Short exercise:
Copy out, word for word, everything from the start of the material down to and including the line that contains "x-tick-label: F bbox=[486, 462, 495, 478]".

* Begin Given entries *

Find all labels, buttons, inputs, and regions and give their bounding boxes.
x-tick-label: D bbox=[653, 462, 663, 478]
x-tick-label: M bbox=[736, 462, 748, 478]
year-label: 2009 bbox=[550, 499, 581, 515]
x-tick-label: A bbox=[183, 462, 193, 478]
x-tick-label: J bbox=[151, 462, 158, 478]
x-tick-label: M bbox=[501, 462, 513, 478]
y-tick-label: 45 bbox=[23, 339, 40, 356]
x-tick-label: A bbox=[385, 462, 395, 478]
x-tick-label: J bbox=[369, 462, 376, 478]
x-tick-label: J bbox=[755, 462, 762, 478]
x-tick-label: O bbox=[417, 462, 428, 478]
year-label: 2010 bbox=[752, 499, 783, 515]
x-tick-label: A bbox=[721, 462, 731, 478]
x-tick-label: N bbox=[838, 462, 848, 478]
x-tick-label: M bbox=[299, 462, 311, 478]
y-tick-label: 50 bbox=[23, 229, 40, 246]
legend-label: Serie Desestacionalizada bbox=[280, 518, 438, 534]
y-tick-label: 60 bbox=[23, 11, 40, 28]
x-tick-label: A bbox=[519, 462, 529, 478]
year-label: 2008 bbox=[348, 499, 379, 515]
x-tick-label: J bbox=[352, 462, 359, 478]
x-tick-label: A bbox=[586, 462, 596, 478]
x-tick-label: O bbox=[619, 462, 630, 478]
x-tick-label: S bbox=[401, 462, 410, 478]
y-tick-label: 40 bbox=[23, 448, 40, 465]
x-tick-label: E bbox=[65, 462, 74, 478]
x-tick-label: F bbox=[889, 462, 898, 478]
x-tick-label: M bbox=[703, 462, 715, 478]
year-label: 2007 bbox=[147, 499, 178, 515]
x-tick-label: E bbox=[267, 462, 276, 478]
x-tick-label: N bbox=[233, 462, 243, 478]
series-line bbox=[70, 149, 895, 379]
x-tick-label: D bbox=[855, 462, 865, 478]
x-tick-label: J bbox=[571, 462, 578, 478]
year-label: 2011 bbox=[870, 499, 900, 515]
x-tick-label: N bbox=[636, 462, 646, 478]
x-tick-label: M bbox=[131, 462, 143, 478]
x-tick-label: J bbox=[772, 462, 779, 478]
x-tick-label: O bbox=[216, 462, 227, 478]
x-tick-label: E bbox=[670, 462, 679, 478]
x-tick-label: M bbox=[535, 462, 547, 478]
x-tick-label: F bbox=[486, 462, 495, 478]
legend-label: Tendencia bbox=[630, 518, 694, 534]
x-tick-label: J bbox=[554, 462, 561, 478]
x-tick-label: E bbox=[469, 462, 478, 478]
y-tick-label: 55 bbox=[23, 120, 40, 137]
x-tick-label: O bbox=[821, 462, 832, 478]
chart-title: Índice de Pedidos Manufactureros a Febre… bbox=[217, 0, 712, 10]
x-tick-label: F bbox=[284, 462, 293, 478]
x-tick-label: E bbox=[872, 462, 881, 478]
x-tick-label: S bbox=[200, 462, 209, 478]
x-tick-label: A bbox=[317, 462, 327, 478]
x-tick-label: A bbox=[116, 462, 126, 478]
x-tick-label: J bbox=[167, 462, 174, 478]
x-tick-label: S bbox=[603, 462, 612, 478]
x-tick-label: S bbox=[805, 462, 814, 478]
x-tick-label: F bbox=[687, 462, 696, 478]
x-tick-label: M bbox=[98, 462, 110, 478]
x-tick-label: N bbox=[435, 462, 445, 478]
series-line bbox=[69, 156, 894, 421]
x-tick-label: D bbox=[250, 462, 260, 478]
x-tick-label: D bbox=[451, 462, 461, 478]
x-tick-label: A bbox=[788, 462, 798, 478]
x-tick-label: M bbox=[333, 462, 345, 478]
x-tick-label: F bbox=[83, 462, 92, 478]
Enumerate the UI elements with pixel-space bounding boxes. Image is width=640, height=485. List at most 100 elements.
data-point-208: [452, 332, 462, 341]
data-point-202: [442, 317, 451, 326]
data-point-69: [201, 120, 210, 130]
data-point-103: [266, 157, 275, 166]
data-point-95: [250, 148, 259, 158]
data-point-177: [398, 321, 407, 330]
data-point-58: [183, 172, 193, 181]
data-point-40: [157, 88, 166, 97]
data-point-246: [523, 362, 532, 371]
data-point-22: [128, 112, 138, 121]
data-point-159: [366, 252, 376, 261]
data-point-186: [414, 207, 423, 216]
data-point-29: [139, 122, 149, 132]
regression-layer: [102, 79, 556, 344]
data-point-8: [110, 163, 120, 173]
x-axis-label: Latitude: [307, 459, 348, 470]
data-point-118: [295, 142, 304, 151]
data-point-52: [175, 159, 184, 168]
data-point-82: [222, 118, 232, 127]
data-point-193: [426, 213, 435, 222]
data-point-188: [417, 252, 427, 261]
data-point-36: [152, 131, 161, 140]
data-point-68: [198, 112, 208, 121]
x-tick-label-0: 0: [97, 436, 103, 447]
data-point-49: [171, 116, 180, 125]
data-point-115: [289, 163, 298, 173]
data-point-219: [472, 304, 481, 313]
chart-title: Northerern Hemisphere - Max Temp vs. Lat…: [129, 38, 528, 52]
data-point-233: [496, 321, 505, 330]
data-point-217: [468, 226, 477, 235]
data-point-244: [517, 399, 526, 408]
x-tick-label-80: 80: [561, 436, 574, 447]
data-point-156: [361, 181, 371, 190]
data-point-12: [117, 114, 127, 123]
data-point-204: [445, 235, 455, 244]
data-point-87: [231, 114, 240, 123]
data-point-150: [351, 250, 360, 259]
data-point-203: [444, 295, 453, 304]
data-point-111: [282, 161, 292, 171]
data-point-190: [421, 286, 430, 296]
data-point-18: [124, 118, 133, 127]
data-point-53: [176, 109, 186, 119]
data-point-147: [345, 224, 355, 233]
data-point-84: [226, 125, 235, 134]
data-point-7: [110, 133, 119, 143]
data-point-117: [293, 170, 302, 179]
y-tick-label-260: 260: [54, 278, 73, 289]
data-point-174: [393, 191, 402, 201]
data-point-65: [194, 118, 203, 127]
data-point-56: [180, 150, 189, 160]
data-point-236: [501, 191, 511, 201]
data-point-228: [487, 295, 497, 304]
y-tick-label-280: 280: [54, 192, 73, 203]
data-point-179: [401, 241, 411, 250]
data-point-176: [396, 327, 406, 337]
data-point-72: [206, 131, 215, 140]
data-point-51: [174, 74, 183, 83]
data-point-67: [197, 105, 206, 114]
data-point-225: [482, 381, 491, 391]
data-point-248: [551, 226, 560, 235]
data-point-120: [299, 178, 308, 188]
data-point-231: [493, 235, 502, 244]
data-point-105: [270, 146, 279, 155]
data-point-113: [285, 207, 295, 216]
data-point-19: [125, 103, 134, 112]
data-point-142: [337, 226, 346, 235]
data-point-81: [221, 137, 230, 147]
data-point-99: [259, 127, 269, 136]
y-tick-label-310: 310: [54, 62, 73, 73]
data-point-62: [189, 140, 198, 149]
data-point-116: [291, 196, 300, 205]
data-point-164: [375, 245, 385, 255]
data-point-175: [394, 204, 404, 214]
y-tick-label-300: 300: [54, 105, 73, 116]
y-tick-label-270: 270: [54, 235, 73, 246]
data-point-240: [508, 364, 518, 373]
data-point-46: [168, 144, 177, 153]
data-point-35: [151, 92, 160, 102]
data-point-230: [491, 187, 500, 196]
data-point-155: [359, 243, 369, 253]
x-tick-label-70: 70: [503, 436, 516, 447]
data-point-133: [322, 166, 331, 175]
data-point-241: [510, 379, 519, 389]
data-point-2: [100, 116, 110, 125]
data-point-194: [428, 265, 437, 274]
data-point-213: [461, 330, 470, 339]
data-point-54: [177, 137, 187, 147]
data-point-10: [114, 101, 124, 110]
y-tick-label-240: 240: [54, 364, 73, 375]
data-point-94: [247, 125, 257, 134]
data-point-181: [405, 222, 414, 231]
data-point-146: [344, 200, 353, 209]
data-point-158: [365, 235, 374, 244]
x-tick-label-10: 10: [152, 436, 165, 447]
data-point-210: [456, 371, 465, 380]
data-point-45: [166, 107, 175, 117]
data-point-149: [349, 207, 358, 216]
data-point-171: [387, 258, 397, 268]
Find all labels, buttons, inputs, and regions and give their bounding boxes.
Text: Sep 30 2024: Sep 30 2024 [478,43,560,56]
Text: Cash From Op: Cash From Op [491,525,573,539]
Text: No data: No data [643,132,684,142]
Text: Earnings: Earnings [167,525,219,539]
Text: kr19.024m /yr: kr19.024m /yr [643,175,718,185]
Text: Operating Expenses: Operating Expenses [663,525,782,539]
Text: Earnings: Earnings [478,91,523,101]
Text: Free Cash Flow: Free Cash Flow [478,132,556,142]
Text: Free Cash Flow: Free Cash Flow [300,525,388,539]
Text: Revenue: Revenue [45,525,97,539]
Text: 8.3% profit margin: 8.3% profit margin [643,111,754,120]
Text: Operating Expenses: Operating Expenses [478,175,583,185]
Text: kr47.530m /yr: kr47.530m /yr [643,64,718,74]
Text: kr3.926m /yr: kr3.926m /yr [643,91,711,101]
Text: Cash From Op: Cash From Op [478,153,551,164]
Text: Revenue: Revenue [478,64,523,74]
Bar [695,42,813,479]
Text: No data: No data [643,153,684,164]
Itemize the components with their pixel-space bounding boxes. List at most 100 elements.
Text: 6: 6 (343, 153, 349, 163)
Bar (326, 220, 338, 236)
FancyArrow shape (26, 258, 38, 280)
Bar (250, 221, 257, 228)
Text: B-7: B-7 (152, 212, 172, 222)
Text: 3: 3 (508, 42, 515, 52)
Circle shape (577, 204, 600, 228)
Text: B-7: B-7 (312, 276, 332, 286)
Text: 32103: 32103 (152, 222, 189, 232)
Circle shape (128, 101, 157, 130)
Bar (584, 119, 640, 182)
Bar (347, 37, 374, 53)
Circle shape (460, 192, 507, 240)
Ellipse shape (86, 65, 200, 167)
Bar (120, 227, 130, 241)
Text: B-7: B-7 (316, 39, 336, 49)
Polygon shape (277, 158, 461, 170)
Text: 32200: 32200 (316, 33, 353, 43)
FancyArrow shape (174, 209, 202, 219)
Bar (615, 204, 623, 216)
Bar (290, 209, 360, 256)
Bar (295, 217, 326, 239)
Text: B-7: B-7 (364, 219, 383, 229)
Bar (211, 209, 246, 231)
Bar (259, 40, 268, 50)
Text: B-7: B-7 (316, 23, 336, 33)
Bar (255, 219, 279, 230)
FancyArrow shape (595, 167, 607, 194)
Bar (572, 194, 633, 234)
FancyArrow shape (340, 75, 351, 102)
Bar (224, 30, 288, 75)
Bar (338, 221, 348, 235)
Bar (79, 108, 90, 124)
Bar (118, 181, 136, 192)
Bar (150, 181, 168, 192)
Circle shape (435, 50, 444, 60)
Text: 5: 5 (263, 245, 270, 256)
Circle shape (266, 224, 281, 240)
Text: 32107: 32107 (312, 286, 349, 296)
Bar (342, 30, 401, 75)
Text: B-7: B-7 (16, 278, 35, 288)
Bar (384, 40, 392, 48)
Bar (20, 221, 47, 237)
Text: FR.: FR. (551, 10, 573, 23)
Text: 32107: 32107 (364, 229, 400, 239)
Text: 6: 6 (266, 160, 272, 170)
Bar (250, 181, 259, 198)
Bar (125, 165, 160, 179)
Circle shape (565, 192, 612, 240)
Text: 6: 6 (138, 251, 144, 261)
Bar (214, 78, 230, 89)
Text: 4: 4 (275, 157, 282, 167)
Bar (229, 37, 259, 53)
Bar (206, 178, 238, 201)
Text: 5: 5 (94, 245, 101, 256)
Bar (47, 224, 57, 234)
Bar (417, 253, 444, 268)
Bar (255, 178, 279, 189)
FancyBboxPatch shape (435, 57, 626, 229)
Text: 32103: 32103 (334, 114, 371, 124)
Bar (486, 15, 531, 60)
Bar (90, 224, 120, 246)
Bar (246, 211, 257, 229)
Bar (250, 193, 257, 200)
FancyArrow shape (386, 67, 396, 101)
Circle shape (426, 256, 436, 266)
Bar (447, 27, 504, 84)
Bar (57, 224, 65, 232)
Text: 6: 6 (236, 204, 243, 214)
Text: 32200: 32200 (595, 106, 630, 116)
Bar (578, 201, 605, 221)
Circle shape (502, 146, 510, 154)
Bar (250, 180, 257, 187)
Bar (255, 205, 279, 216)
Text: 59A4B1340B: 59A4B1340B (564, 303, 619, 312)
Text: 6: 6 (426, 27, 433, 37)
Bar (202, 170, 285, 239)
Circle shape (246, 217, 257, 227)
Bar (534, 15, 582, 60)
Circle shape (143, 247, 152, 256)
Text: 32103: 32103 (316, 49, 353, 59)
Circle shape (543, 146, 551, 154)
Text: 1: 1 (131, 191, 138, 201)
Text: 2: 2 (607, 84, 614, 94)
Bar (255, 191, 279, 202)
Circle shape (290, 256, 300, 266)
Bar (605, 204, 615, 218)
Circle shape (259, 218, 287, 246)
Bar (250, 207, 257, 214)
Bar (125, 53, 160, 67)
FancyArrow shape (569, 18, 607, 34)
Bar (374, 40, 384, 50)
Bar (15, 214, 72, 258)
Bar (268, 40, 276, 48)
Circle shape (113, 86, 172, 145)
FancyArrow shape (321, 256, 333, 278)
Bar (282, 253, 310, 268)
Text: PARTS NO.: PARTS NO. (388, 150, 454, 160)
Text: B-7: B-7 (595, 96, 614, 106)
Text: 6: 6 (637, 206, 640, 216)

* End Given entries *

Output for this task:
Find all labels, buttons, inputs, and regions and give their bounding boxes.
x-tick-label: D bbox=[653, 462, 663, 478]
x-tick-label: M bbox=[736, 462, 748, 478]
year-label: 2009 bbox=[550, 499, 581, 515]
x-tick-label: A bbox=[183, 462, 193, 478]
x-tick-label: J bbox=[151, 462, 158, 478]
x-tick-label: M bbox=[501, 462, 513, 478]
y-tick-label: 45 bbox=[23, 339, 40, 356]
x-tick-label: A bbox=[385, 462, 395, 478]
x-tick-label: J bbox=[369, 462, 376, 478]
x-tick-label: J bbox=[755, 462, 762, 478]
x-tick-label: O bbox=[417, 462, 428, 478]
year-label: 2010 bbox=[752, 499, 783, 515]
x-tick-label: A bbox=[721, 462, 731, 478]
x-tick-label: N bbox=[838, 462, 848, 478]
x-tick-label: M bbox=[299, 462, 311, 478]
y-tick-label: 50 bbox=[23, 229, 40, 246]
legend-label: Serie Desestacionalizada bbox=[280, 518, 438, 534]
y-tick-label: 60 bbox=[23, 11, 40, 28]
x-tick-label: A bbox=[519, 462, 529, 478]
year-label: 2008 bbox=[348, 499, 379, 515]
x-tick-label: J bbox=[352, 462, 359, 478]
x-tick-label: A bbox=[586, 462, 596, 478]
x-tick-label: O bbox=[619, 462, 630, 478]
x-tick-label: S bbox=[401, 462, 410, 478]
y-tick-label: 40 bbox=[23, 448, 40, 465]
x-tick-label: E bbox=[65, 462, 74, 478]
x-tick-label: F bbox=[889, 462, 898, 478]
x-tick-label: M bbox=[703, 462, 715, 478]
year-label: 2007 bbox=[147, 499, 178, 515]
x-tick-label: E bbox=[267, 462, 276, 478]
x-tick-label: N bbox=[233, 462, 243, 478]
series-line bbox=[70, 149, 895, 379]
x-tick-label: D bbox=[855, 462, 865, 478]
x-tick-label: J bbox=[571, 462, 578, 478]
year-label: 2011 bbox=[870, 499, 900, 515]
x-tick-label: N bbox=[636, 462, 646, 478]
x-tick-label: M bbox=[131, 462, 143, 478]
x-tick-label: J bbox=[772, 462, 779, 478]
x-tick-label: O bbox=[216, 462, 227, 478]
x-tick-label: E bbox=[670, 462, 679, 478]
x-tick-label: M bbox=[535, 462, 547, 478]
x-tick-label: F bbox=[486, 462, 495, 478]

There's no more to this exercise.